PROBLEM REQUIREMENTS
Give every line back verbatim, dropping all images.

[Saved entries]
========================
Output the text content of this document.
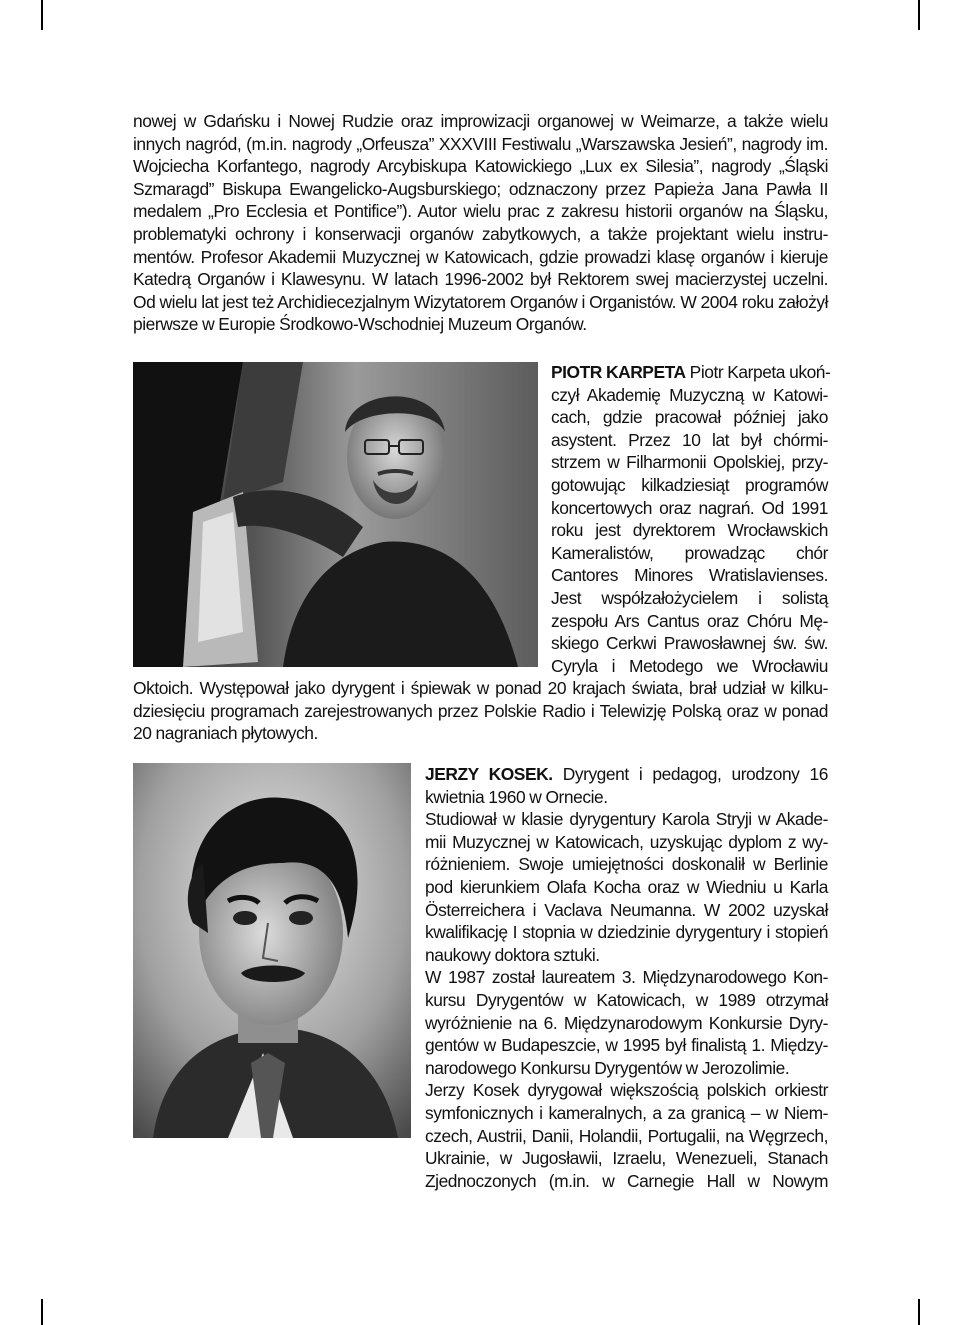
nowej w Gdańsku i Nowej Rudzie oraz improwizacji organowej w Weimarze, a także wielu
innych nagród, (m.in. nagrody „Orfeusza” XXXVIII Festiwalu „Warszawska Jesień”, nagrody im.
Wojciecha Korfantego, nagrody Arcybiskupa Katowickiego „Lux ex Silesia”, nagrody „Śląski
Szmaragd” Biskupa Ewangelicko-Augsburskiego; odznaczony przez Papieża Jana Pawła II
medalem „Pro Ecclesia et Pontifice”). Autor wielu prac z zakresu historii organów na Śląsku,
problematyki ochrony i konserwacji organów zabytkowych, a także projektant wielu instru-
mentów. Profesor Akademii Muzycznej w Katowicach, gdzie prowadzi klasę organów i kieruje
Katedrą Organów i Klawesynu. W latach 1996-2002 był Rektorem swej macierzystej uczelni.
Od wielu lat jest też Archidiecezjalnym Wizytatorem Organów i Organistów. W 2004 roku założył
pierwsze w Europie Środkowo-Wschodniej Muzeum Organów.
PIOTR KARPETA Piotr Karpeta ukoń-
czył Akademię Muzyczną w Katowi-
cach, gdzie pracował później jako
asystent. Przez 10 lat był chórmi-
strzem w Filharmonii Opolskiej, przy-
gotowując kilkadziesiąt programów
koncertowych oraz nagrań. Od 1991
roku jest dyrektorem Wrocławskich
Kameralistów, prowadząc chór
Cantores Minores Wratislavienses.
Jest współzałożycielem i solistą
zespołu Ars Cantus oraz Chóru Mę-
skiego Cerkwi Prawosławnej św. św.
Cyryla i Metodego we Wrocławiu
Oktoich. Występował jako dyrygent i śpiewak w ponad 20 krajach świata, brał udział w kilku-
dziesięciu programach zarejestrowanych przez Polskie Radio i Telewizję Polską oraz w ponad
20 nagraniach płytowych.
JERZY KOSEK. Dyrygent i pedagog, urodzony 16
kwietnia 1960 w Ornecie.
Studiował w klasie dyrygentury Karola Stryji w Akade-
mii Muzycznej w Katowicach, uzyskując dyplom z wy-
różnieniem. Swoje umiejętności doskonalił w Berlinie
pod kierunkiem Olafa Kocha oraz w Wiedniu u Karla
Österreichera i Vaclava Neumanna. W 2002 uzyskał
kwalifikację I stopnia w dziedzinie dyrygentury i stopień
naukowy doktora sztuki.
W 1987 został laureatem 3. Międzynarodowego Kon-
kursu Dyrygentów w Katowicach, w 1989 otrzymał
wyróżnienie na 6. Międzynarodowym Konkursie Dyry-
gentów w Budapeszcie, w 1995 był finalistą 1. Między-
narodowego Konkursu Dyrygentów w Jerozolimie.
Jerzy Kosek dyrygował większością polskich orkiestr
symfonicznych i kameralnych, a za granicą – w Niem-
czech, Austrii, Danii, Holandii, Portugalii, na Węgrzech,
Ukrainie, w Jugosławii, Izraelu, Wenezueli, Stanach
Zjednoczonych (m.in. w Carnegie Hall w Nowym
========================
RESPONSE TO THE TASK
Output the text content of this document.
nowej w Gdańsku i Nowej Rudzie oraz improwizacji organowej w Weimarze, a także wielu
innych nagród, (m.in. nagrody „Orfeusza” XXXVIII Festiwalu „Warszawska Jesień”, nagrody im.
Wojciecha Korfantego, nagrody Arcybiskupa Katowickiego „Lux ex Silesia”, nagrody „Śląski
Szmaragd” Biskupa Ewangelicko-Augsburskiego; odznaczony przez Papieża Jana Pawła II
medalem „Pro Ecclesia et Pontifice”). Autor wielu prac z zakresu historii organów na Śląsku,
problematyki ochrony i konserwacji organów zabytkowych, a także projektant wielu instru-
mentów. Profesor Akademii Muzycznej w Katowicach, gdzie prowadzi klasę organów i kieruje
Katedrą Organów i Klawesynu. W latach 1996-2002 był Rektorem swej macierzystej uczelni.
Od wielu lat jest też Archidiecezjalnym Wizytatorem Organów i Organistów. W 2004 roku założył
pierwsze w Europie Środkowo-Wschodniej Muzeum Organów.
PIOTR KARPETA Piotr Karpeta ukoń-
czył Akademię Muzyczną w Katowi-
cach, gdzie pracował później jako
asystent. Przez 10 lat był chórmi-
strzem w Filharmonii Opolskiej, przy-
gotowując kilkadziesiąt programów
koncertowych oraz nagrań. Od 1991
roku jest dyrektorem Wrocławskich
Kameralistów, prowadząc chór
Cantores Minores Wratislavienses.
Jest współzałożycielem i solistą
zespołu Ars Cantus oraz Chóru Mę-
skiego Cerkwi Prawosławnej św. św.
Cyryla i Metodego we Wrocławiu
Oktoich. Występował jako dyrygent i śpiewak w ponad 20 krajach świata, brał udział w kilku-
dziesięciu programach zarejestrowanych przez Polskie Radio i Telewizję Polską oraz w ponad
20 nagraniach płytowych.
JERZY KOSEK. Dyrygent i pedagog, urodzony 16
kwietnia 1960 w Ornecie.
Studiował w klasie dyrygentury Karola Stryji w Akade-
mii Muzycznej w Katowicach, uzyskując dyplom z wy-
różnieniem. Swoje umiejętności doskonalił w Berlinie
pod kierunkiem Olafa Kocha oraz w Wiedniu u Karla
Österreichera i Vaclava Neumanna. W 2002 uzyskał
kwalifikację I stopnia w dziedzinie dyrygentury i stopień
naukowy doktora sztuki.
W 1987 został laureatem 3. Międzynarodowego Kon-
kursu Dyrygentów w Katowicach, w 1989 otrzymał
wyróżnienie na 6. Międzynarodowym Konkursie Dyry-
gentów w Budapeszcie, w 1995 był finalistą 1. Między-
narodowego Konkursu Dyrygentów w Jerozolimie.
Jerzy Kosek dyrygował większością polskich orkiestr
symfonicznych i kameralnych, a za granicą – w Niem-
czech, Austrii, Danii, Holandii, Portugalii, na Węgrzech,
Ukrainie, w Jugosławii, Izraelu, Wenezueli, Stanach
Zjednoczonych (m.in. w Carnegie Hall w Nowym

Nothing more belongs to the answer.